The request.
Using the listing below, copy every line that mentions "مجلة".

Dataset extract.
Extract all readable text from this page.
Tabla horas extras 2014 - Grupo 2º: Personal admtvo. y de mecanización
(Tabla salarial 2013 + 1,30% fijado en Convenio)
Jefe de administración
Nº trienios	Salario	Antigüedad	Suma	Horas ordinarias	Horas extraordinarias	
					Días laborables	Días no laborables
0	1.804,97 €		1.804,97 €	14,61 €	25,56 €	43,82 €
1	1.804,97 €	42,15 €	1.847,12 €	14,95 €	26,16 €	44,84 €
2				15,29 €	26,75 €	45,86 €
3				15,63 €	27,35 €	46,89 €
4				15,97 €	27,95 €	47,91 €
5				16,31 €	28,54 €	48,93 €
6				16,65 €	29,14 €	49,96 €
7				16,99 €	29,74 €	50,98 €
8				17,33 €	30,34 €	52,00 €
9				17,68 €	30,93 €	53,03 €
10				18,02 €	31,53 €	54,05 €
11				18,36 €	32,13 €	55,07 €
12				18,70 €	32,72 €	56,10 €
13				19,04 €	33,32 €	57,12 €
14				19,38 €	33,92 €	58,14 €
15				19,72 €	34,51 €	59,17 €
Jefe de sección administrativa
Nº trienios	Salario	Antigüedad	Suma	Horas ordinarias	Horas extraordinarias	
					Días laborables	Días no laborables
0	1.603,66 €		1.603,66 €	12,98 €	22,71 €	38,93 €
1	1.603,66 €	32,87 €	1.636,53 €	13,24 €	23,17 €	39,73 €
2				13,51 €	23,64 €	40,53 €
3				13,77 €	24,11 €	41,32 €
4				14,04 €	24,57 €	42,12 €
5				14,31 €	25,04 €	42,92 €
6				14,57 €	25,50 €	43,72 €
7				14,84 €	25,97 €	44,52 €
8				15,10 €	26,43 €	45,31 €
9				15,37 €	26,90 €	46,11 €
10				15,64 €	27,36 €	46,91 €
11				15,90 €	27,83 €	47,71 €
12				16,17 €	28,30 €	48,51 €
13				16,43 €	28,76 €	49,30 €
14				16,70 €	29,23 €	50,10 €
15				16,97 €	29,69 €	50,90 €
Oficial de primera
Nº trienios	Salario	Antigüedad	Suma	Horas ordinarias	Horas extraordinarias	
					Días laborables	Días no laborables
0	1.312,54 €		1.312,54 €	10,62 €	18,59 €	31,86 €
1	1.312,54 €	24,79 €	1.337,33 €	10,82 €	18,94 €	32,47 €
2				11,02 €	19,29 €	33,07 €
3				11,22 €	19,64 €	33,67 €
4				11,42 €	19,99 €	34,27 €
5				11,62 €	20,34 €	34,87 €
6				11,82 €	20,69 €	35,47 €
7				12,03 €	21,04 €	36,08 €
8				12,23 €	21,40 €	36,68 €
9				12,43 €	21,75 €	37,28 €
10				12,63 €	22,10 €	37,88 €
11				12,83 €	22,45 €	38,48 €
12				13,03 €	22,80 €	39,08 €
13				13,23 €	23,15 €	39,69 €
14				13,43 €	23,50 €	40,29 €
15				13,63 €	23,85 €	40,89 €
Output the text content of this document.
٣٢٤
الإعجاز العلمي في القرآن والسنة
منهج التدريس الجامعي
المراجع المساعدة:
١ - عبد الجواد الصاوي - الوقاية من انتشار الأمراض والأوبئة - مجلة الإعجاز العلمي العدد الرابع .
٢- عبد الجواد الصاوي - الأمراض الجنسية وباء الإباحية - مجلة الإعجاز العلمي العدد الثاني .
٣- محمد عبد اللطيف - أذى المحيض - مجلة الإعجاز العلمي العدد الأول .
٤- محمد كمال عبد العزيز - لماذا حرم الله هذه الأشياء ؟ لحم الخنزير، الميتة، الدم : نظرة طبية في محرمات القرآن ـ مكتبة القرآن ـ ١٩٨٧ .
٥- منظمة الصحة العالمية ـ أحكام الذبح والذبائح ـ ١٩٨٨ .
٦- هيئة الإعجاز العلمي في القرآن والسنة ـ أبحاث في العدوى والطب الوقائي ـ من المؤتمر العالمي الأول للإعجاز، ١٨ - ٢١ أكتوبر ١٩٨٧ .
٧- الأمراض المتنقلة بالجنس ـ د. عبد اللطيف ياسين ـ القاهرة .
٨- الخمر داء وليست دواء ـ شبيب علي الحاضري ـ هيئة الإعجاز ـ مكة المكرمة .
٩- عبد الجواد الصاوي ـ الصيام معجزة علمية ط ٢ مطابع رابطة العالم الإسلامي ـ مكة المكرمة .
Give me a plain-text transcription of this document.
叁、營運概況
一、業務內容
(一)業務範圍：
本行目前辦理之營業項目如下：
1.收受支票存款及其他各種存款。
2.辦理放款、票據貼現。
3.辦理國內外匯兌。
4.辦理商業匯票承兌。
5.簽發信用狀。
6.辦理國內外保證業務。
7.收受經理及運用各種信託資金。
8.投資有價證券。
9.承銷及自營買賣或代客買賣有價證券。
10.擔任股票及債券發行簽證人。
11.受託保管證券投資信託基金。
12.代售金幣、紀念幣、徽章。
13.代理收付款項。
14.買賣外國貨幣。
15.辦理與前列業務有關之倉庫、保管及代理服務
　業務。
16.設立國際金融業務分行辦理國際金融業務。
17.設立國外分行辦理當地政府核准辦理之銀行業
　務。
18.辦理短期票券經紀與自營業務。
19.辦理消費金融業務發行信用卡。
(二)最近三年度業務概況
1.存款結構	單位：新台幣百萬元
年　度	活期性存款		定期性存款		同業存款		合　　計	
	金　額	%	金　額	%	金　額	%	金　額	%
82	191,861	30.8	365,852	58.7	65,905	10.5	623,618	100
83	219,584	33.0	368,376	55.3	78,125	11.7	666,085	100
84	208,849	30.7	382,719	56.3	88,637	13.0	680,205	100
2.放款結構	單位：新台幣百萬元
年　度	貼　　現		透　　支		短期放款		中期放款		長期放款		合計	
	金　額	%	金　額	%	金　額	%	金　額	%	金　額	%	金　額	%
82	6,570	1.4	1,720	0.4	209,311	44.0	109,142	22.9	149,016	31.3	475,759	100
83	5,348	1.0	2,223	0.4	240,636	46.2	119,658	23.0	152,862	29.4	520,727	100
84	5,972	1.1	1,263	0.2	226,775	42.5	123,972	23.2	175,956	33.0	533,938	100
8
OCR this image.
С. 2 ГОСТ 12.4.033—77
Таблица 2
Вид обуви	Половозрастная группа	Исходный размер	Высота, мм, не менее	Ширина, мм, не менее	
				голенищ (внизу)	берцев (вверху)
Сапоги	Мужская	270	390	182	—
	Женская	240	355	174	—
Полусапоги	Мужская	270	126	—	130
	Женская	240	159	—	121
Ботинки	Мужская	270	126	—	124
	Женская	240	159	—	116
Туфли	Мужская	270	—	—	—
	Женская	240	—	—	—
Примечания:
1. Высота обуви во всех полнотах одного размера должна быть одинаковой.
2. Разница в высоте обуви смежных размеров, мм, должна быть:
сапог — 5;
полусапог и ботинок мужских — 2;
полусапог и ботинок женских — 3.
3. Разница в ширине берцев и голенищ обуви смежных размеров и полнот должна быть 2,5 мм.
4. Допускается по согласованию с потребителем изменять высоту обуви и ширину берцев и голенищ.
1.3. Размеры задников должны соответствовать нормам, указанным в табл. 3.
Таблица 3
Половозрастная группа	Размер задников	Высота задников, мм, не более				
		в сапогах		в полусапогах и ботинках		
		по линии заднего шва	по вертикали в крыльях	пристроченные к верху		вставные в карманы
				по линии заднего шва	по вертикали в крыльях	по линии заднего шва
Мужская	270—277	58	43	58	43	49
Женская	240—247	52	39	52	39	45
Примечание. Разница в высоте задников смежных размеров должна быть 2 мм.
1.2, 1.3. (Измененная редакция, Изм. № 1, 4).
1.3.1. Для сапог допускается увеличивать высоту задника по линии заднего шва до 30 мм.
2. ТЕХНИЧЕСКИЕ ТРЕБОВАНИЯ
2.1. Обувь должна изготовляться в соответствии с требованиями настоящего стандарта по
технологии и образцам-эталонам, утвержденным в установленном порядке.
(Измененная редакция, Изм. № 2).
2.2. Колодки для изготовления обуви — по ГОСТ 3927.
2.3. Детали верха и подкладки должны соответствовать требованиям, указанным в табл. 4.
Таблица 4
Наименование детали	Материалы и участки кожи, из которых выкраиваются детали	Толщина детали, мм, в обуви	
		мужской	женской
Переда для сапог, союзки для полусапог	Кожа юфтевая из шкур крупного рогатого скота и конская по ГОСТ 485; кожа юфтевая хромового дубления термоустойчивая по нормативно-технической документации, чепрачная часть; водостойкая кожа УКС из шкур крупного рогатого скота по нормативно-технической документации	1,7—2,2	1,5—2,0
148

The completed task.
١ - عبد الجواد الصاوي - الوقاية من انتشار الأمراض والأوبئة - مجلة الإعجاز العلمي العدد الرابع .
٢- عبد الجواد الصاوي - الأمراض الجنسية وباء الإباحية - مجلة الإعجاز العلمي العدد الثاني .
٣- محمد عبد اللطيف - أذى المحيض - مجلة الإعجاز العلمي العدد الأول .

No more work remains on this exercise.